Directions for this task ▸ Copy out each line in the material below that has the word "computers".

BEGIN Supplied information

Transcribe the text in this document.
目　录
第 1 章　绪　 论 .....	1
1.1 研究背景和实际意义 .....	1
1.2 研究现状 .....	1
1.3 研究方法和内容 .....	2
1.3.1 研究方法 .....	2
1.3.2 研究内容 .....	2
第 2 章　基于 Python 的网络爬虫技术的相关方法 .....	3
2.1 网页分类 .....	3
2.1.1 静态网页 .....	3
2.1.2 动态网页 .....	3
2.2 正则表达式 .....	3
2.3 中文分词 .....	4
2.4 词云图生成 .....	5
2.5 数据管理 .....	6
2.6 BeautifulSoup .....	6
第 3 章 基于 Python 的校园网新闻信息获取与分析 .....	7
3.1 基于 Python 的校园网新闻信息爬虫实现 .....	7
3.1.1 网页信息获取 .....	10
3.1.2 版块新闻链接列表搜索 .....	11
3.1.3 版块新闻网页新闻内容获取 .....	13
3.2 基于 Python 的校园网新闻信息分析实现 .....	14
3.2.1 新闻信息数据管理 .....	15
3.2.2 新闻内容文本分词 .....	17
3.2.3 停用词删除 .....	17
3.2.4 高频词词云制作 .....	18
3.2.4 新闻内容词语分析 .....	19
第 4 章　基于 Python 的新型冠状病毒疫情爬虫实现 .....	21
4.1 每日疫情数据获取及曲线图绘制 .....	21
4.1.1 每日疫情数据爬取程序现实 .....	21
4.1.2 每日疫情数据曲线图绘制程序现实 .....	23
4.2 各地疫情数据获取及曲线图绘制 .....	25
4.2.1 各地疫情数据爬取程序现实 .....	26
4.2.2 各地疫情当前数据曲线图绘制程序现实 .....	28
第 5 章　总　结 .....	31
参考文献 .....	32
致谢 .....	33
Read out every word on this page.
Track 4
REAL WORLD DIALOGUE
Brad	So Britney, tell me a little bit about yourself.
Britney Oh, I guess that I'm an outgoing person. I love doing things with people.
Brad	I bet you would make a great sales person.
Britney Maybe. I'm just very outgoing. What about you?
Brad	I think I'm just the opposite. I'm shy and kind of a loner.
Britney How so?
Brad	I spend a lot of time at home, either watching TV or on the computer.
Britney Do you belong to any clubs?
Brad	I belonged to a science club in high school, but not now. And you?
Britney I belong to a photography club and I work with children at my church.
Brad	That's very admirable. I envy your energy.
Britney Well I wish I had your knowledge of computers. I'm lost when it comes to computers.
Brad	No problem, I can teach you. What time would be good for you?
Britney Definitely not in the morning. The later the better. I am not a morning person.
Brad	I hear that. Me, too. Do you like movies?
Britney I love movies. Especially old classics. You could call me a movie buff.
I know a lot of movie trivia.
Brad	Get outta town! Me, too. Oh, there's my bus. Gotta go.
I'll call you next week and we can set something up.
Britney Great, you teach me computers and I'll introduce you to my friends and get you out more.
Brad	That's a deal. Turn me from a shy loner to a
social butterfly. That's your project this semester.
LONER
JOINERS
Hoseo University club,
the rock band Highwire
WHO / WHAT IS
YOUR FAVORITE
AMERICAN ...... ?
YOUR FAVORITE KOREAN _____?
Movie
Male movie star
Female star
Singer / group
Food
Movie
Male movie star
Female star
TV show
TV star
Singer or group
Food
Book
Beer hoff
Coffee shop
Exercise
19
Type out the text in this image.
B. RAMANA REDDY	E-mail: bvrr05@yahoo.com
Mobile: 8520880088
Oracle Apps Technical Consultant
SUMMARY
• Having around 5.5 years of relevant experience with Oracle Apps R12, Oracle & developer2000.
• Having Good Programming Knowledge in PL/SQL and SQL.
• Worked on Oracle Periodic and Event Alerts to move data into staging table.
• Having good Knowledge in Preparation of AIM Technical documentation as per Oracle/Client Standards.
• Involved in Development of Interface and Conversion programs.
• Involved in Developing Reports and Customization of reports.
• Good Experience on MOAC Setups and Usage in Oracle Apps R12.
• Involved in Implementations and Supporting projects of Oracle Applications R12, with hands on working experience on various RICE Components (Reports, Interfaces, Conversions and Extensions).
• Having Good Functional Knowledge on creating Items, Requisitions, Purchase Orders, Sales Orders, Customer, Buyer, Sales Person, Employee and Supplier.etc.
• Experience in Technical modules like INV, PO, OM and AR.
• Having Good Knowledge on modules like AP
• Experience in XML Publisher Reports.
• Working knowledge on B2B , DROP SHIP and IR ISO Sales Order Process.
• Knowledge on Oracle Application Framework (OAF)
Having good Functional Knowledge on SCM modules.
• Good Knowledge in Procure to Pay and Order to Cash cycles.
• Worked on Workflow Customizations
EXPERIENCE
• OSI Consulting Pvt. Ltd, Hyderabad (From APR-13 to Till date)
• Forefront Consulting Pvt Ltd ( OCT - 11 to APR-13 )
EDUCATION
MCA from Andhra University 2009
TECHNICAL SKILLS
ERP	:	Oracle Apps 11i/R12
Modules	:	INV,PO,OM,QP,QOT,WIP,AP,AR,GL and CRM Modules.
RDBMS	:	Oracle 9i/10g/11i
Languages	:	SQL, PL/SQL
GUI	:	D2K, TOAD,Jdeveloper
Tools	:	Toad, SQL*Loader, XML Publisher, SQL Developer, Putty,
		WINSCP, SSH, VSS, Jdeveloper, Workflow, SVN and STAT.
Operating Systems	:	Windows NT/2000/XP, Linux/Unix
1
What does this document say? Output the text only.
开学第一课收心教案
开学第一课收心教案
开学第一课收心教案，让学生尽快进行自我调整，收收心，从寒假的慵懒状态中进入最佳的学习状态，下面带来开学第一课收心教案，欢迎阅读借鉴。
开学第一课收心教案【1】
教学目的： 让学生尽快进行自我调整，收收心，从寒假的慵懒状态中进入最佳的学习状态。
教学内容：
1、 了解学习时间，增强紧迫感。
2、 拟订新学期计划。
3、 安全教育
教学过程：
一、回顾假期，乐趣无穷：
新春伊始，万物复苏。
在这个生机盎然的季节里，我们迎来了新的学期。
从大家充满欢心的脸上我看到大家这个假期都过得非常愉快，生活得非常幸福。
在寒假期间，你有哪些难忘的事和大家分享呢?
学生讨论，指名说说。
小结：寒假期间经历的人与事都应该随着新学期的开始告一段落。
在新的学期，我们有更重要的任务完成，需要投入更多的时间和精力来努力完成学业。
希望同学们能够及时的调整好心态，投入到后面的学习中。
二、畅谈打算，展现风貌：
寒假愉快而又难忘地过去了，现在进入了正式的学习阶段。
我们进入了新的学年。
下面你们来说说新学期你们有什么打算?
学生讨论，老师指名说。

END Supplied information

Task output ▸
Britney Well I wish I had your knowledge of computers. I'm lost when it comes to computers.
Britney Great, you teach me computers and I'll introduce you to my friends and get you out more.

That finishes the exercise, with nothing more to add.